* _WHAT THE TASK REQUIRES_:
Without altering anything, repeat each of the records.
*** SUPPLIED RECORDS
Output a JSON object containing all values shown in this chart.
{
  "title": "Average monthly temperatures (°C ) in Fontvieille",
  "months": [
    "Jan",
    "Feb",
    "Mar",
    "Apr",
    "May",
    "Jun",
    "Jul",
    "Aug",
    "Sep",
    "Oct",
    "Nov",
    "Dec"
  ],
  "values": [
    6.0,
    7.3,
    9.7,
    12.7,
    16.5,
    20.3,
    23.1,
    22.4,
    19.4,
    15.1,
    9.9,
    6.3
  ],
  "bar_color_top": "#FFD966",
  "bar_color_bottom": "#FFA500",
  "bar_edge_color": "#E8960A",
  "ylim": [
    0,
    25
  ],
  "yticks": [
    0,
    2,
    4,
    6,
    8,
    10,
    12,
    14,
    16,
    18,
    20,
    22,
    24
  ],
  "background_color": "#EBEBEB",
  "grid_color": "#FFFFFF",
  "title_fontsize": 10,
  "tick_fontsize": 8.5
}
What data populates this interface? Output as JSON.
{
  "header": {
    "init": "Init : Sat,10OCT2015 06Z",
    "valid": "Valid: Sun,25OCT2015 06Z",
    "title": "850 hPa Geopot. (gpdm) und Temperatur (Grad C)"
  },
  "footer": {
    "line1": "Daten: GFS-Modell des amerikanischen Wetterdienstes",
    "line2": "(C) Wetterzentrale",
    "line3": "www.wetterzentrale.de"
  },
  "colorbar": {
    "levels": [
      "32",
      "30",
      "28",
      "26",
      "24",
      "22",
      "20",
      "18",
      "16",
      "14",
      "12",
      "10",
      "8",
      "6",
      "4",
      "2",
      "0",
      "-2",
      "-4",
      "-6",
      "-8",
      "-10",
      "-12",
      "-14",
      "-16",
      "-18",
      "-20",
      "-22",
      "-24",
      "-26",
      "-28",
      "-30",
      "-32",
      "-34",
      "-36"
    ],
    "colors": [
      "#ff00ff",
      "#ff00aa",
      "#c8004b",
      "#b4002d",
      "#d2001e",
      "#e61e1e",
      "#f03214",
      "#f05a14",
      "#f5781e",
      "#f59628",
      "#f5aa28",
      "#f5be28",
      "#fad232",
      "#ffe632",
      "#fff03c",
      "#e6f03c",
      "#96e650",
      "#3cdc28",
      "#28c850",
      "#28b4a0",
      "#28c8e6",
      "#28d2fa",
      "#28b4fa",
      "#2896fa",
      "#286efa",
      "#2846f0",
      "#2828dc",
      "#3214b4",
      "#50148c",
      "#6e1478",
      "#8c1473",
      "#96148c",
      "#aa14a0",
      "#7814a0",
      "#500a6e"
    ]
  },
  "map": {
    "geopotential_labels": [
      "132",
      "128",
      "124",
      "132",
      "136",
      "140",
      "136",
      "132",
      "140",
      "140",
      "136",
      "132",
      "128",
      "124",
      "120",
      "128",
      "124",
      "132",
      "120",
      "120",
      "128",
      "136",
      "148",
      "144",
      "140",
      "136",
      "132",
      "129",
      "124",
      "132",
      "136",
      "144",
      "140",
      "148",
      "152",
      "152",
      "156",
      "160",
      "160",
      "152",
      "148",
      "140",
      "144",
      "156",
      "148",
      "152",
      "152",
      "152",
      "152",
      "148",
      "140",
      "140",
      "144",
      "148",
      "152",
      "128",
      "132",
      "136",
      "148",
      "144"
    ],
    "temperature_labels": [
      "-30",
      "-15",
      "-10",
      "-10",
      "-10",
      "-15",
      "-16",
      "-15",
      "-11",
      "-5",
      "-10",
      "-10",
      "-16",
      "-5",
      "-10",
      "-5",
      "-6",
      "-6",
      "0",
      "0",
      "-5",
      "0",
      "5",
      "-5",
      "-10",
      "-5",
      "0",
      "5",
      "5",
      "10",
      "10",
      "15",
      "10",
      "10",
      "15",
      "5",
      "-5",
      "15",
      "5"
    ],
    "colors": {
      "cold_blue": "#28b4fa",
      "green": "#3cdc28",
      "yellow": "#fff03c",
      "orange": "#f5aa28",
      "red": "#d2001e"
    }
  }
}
******
* _ANSWER_:
Output a JSON object containing all values shown in this chart.
{
  "title": "Average monthly temperatures (°C ) in Fontvieille",
  "months": [
    "Jan",
    "Feb",
    "Mar",
    "Apr",
    "May",
    "Jun",
    "Jul",
    "Aug",
    "Sep",
    "Oct",
    "Nov",
    "Dec"
  ],
  "values": [
    6.0,
    7.3,
    9.7,
    12.7,
    16.5,
    20.3,
    23.1,
    22.4,
    19.4,
    15.1,
    9.9,
    6.3
  ],
  "bar_color_top": "#FFD966",
  "bar_color_bottom": "#FFA500",
  "bar_edge_color": "#E8960A",
  "ylim": [
    0,
    25
  ],
  "yticks": [
    0,
    2,
    4,
    6,
    8,
    10,
    12,
    14,
    16,
    18,
    20,
    22,
    24
  ],
  "background_color": "#EBEBEB",
  "grid_color": "#FFFFFF",
  "title_fontsize": 10,
  "tick_fontsize": 8.5
}
What data populates this interface? Output as JSON.
{
  "header": {
    "init": "Init : Sat,10OCT2015 06Z",
    "valid": "Valid: Sun,25OCT2015 06Z",
    "title": "850 hPa Geopot. (gpdm) und Temperatur (Grad C)"
  },
  "footer": {
    "line1": "Daten: GFS-Modell des amerikanischen Wetterdienstes",
    "line2": "(C) Wetterzentrale",
    "line3": "www.wetterzentrale.de"
  },
  "colorbar": {
    "levels": [
      "32",
      "30",
      "28",
      "26",
      "24",
      "22",
      "20",
      "18",
      "16",
      "14",
      "12",
      "10",
      "8",
      "6",
      "4",
      "2",
      "0",
      "-2",
      "-4",
      "-6",
      "-8",
      "-10",
      "-12",
      "-14",
      "-16",
      "-18",
      "-20",
      "-22",
      "-24",
      "-26",
      "-28",
      "-30",
      "-32",
      "-34",
      "-36"
    ],
    "colors": [
      "#ff00ff",
      "#ff00aa",
      "#c8004b",
      "#b4002d",
      "#d2001e",
      "#e61e1e",
      "#f03214",
      "#f05a14",
      "#f5781e",
      "#f59628",
      "#f5aa28",
      "#f5be28",
      "#fad232",
      "#ffe632",
      "#fff03c",
      "#e6f03c",
      "#96e650",
      "#3cdc28",
      "#28c850",
      "#28b4a0",
      "#28c8e6",
      "#28d2fa",
      "#28b4fa",
      "#2896fa",
      "#286efa",
      "#2846f0",
      "#2828dc",
      "#3214b4",
      "#50148c",
      "#6e1478",
      "#8c1473",
      "#96148c",
      "#aa14a0",
      "#7814a0",
      "#500a6e"
    ]
  },
  "map": {
    "geopotential_labels": [
      "132",
      "128",
      "124",
      "132",
      "136",
      "140",
      "136",
      "132",
      "140",
      "140",
      "136",
      "132",
      "128",
      "124",
      "120",
      "128",
      "124",
      "132",
      "120",
      "120",
      "128",
      "136",
      "148",
      "144",
      "140",
      "136",
      "132",
      "129",
      "124",
      "132",
      "136",
      "144",
      "140",
      "148",
      "152",
      "152",
      "156",
      "160",
      "160",
      "152",
      "148",
      "140",
      "144",
      "156",
      "148",
      "152",
      "152",
      "152",
      "152",
      "148",
      "140",
      "140",
      "144",
      "148",
      "152",
      "128",
      "132",
      "136",
      "148",
      "144"
    ],
    "temperature_labels": [
      "-30",
      "-15",
      "-10",
      "-10",
      "-10",
      "-15",
      "-16",
      "-15",
      "-11",
      "-5",
      "-10",
      "-10",
      "-16",
      "-5",
      "-10",
      "-5",
      "-6",
      "-6",
      "0",
      "0",
      "-5",
      "0",
      "5",
      "-5",
      "-10",
      "-5",
      "0",
      "5",
      "5",
      "10",
      "10",
      "15",
      "10",
      "10",
      "15",
      "5",
      "-5",
      "15",
      "5"
    ],
    "colors": {
      "cold_blue": "#28b4fa",
      "green": "#3cdc28",
      "yellow": "#fff03c",
      "orange": "#f5aa28",
      "red": "#d2001e"
    }
  }
}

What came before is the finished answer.